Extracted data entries
——————————
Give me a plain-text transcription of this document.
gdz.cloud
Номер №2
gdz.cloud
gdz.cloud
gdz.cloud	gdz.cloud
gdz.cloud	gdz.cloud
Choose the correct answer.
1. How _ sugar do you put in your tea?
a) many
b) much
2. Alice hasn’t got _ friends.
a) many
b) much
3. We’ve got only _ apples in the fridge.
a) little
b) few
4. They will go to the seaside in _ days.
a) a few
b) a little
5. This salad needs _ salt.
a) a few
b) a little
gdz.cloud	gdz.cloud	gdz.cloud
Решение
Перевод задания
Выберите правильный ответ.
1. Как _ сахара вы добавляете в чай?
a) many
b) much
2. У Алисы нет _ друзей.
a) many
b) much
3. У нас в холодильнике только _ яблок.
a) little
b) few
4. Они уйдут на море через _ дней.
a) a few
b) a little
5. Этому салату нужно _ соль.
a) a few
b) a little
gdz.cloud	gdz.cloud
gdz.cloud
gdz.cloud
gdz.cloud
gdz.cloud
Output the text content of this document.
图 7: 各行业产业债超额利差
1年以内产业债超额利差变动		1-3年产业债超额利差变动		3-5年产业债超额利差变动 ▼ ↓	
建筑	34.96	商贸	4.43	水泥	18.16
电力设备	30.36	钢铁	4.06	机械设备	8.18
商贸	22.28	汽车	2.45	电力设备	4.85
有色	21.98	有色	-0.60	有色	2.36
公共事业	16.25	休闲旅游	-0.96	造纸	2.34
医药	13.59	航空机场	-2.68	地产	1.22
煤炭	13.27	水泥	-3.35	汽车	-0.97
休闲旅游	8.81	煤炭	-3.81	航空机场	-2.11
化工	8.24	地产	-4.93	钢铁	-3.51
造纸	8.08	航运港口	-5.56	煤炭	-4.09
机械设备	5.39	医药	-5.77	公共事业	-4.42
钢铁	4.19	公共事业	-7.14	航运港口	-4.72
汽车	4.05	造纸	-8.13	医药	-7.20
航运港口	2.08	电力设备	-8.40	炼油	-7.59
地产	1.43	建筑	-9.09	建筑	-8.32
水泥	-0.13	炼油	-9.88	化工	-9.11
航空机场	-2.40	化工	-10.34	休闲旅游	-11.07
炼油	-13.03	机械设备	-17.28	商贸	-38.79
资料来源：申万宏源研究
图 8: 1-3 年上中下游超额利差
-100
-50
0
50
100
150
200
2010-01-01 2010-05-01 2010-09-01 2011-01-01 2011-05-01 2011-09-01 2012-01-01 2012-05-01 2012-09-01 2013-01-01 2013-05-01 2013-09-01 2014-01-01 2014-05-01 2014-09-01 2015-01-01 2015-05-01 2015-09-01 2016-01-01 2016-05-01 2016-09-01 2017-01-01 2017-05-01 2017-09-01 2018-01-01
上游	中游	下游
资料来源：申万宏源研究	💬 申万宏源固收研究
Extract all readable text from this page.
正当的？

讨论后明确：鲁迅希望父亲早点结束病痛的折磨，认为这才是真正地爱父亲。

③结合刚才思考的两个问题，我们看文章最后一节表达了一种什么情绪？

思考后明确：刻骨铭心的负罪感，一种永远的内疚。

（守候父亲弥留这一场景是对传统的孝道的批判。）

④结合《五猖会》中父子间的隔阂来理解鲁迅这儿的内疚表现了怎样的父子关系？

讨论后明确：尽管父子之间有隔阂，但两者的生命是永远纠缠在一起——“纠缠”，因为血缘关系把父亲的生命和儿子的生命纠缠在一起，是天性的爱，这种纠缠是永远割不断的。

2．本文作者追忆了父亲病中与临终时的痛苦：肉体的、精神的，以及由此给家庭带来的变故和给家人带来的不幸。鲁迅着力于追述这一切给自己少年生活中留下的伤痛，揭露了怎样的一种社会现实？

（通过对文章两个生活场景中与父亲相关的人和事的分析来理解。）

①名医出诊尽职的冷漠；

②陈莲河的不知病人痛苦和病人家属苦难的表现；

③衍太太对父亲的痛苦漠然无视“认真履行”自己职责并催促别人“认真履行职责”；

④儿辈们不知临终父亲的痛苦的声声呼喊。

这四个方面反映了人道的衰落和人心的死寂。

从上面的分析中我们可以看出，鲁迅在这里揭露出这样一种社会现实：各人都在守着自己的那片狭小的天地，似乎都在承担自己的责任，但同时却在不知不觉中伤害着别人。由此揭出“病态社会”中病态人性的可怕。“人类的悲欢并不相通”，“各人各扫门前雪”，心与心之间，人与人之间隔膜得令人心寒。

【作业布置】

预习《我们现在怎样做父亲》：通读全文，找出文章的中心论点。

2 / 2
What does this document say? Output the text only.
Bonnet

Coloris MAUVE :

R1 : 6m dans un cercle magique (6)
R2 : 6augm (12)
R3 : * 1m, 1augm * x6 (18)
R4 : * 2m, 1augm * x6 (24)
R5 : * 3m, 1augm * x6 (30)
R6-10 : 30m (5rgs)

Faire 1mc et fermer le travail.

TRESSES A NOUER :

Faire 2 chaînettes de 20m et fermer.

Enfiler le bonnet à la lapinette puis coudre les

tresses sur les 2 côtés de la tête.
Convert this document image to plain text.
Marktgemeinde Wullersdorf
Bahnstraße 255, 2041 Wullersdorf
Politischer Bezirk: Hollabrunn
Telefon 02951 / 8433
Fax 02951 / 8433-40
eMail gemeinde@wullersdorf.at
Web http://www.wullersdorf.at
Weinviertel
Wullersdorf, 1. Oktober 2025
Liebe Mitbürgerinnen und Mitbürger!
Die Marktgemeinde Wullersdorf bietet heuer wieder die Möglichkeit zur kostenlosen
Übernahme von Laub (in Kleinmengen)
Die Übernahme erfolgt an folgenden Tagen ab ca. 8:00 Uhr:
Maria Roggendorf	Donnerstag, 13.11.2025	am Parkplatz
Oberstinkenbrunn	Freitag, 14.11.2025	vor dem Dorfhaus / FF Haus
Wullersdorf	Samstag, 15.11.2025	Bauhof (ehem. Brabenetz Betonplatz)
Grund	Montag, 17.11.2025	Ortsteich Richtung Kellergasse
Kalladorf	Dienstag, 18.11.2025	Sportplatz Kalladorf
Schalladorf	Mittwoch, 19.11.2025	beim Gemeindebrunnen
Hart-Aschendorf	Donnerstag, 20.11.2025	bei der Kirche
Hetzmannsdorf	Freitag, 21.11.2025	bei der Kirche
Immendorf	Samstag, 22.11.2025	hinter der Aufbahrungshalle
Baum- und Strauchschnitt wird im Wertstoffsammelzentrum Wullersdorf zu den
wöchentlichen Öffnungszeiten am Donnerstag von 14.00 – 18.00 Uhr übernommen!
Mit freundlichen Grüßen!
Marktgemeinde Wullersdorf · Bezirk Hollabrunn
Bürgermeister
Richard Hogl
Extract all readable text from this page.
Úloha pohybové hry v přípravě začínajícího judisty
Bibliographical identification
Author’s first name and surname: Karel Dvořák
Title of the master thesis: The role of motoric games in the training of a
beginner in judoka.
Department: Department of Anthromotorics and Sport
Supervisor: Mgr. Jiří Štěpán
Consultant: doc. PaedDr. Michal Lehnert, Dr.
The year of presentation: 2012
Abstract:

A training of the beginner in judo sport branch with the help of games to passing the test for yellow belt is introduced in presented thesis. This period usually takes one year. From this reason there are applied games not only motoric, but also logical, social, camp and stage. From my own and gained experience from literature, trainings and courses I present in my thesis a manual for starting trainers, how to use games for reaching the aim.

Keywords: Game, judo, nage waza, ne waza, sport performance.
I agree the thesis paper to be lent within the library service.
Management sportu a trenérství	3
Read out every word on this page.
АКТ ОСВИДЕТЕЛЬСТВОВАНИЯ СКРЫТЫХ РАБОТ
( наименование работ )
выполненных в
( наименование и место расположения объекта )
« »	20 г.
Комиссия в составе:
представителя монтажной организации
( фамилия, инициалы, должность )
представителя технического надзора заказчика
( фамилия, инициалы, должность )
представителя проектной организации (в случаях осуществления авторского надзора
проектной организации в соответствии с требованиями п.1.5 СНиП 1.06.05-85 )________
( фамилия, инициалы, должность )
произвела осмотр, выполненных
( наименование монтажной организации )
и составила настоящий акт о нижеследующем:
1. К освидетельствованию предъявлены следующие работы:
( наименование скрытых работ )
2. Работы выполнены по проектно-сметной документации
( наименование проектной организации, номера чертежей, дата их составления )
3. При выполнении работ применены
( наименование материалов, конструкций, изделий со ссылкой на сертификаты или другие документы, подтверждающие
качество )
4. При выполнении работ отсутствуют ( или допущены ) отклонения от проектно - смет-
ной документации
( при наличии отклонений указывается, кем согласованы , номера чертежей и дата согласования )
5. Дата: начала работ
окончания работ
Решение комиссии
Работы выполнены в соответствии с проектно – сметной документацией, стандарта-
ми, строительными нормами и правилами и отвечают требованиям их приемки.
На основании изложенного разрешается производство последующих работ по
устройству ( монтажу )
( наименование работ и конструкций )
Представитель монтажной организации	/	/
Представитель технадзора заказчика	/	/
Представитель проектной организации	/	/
——————————
**Given problem**
Copy every line above in which the string "text" shows up.

**Output below**
Give me a plain-text transcription of this document.
Output the text content of this document.
Extract all readable text from this page.
What does this document say? Output the text only.
Convert this document image to plain text.
Extract all readable text from this page.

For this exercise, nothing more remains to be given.